--- Start ---

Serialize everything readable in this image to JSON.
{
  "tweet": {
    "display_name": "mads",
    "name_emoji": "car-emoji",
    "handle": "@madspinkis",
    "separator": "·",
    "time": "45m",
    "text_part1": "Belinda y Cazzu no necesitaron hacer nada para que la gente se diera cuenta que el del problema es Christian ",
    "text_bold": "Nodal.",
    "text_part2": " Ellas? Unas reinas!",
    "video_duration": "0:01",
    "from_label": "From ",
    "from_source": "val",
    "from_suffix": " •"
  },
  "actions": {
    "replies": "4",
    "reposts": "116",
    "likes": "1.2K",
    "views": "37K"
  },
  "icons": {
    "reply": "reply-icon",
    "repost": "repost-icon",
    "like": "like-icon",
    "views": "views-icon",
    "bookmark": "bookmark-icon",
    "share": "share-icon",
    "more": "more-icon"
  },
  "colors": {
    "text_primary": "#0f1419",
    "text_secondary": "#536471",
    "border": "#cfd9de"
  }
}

--- End ---

Copy out the whole listing, exactly as written.

Serialize everything readable in this image to JSON.
{
  "tweet": {
    "display_name": "mads",
    "name_emoji": "car-emoji",
    "handle": "@madspinkis",
    "separator": "·",
    "time": "45m",
    "text_part1": "Belinda y Cazzu no necesitaron hacer nada para que la gente se diera cuenta que el del problema es Christian ",
    "text_bold": "Nodal.",
    "text_part2": " Ellas? Unas reinas!",
    "video_duration": "0:01",
    "from_label": "From ",
    "from_source": "val",
    "from_suffix": " •"
  },
  "actions": {
    "replies": "4",
    "reposts": "116",
    "likes": "1.2K",
    "views": "37K"
  },
  "icons": {
    "reply": "reply-icon",
    "repost": "repost-icon",
    "like": "like-icon",
    "views": "views-icon",
    "bookmark": "bookmark-icon",
    "share": "share-icon",
    "more": "more-icon"
  },
  "colors": {
    "text_primary": "#0f1419",
    "text_secondary": "#536471",
    "border": "#cfd9de"
  }
}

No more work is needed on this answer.